» The request
Pick out every line in the data below that holds "Hurricane".

» Given records
Begin
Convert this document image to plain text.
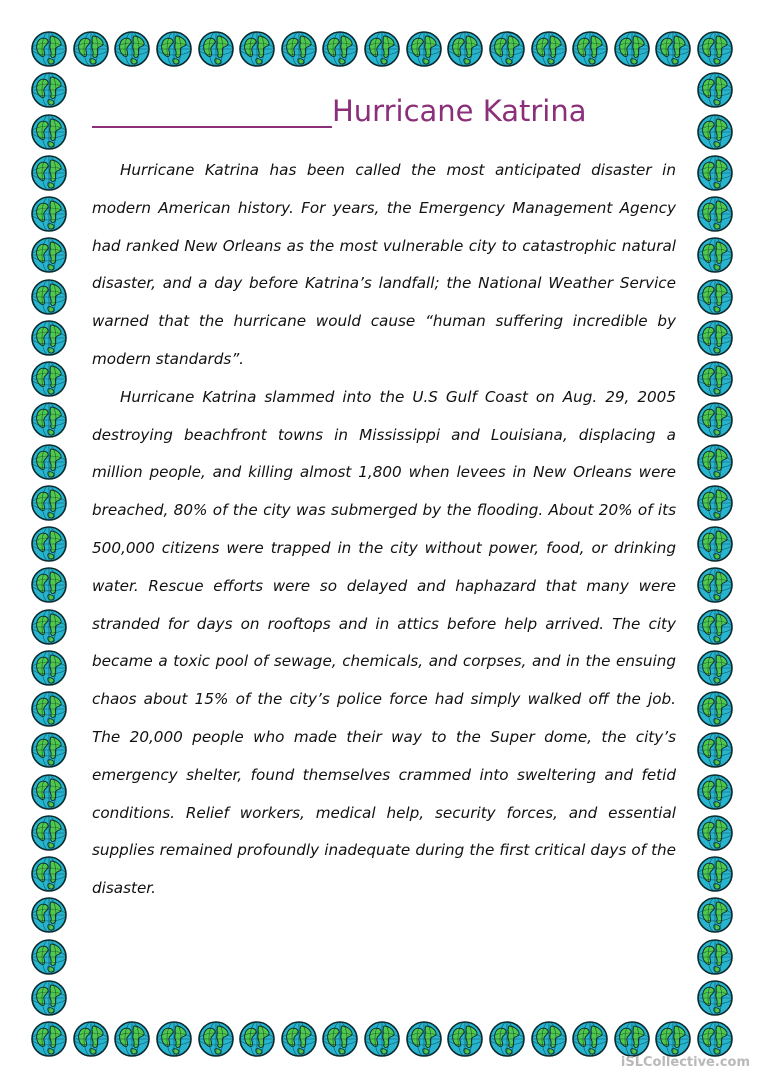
Hurricane Katrina

Hurricane Katrina has been called the most anticipated disaster in modern American history. For years, the Emergency Management Agency had ranked New Orleans as the most vulnerable city to catastrophic natural disaster, and a day before Katrina’s landfall; the National Weather Service warned that the hurricane would cause “human suffering incredible by modern standards”.

Hurricane Katrina slammed into the U.S Gulf Coast on Aug. 29, 2005 destroying beachfront towns in Mississippi and Louisiana, displacing a million people, and killing almost 1,800 when levees in New Orleans were breached, 80% of the city was submerged by the flooding. About 20% of its 500,000 citizens were trapped in the city without power, food, or drinking water. Rescue efforts were so delayed and haphazard that many were stranded for days on rooftops and in attics before help arrived. The city became a toxic pool of sewage, chemicals, and corpses, and in the ensuing chaos about 15% of the city’s police force had simply walked off the job. The 20,000 people who made their way to the Super dome, the city’s emergency shelter, found themselves crammed into sweltering and fetid conditions. Relief workers, medical help, security forces, and essential supplies remained profoundly inadequate during the first critical days of the disaster.

iSLCollective.com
End
» Exercise output
Hurricane Katrina
Hurricane Katrina has been called the most anticipated disaster in modern American history. For years, the Emergency Management Agency had ranked New Orleans as the most vulnerable city to catastrophic natural disaster, and a day before Katrina’s landfall; the National Weather Service warned that the hurricane would cause “human suffering incredible by modern standards”.
Hurricane Katrina slammed into the U.S Gulf Coast on Aug. 29, 2005 destroying beachfront towns in Mississippi and Louisiana, displacing a million people, and killing almost 1,800 when levees in New Orleans were breached, 80% of the city was submerged by the flooding. About 20% of its 500,000 citizens were trapped in the city without power, food, or drinking water. Rescue efforts were so delayed and haphazard that many were stranded for days on rooftops and in attics before help arrived. The city became a toxic pool of sewage, chemicals, and corpses, and in the ensuing chaos about 15% of the city’s police force had simply walked off the job. The 20,000 people who made their way to the Super dome, the city’s emergency shelter, found themselves crammed into sweltering and fetid conditions. Relief workers, medical help, security forces, and essential supplies remained profoundly inadequate during the first critical days of the disaster.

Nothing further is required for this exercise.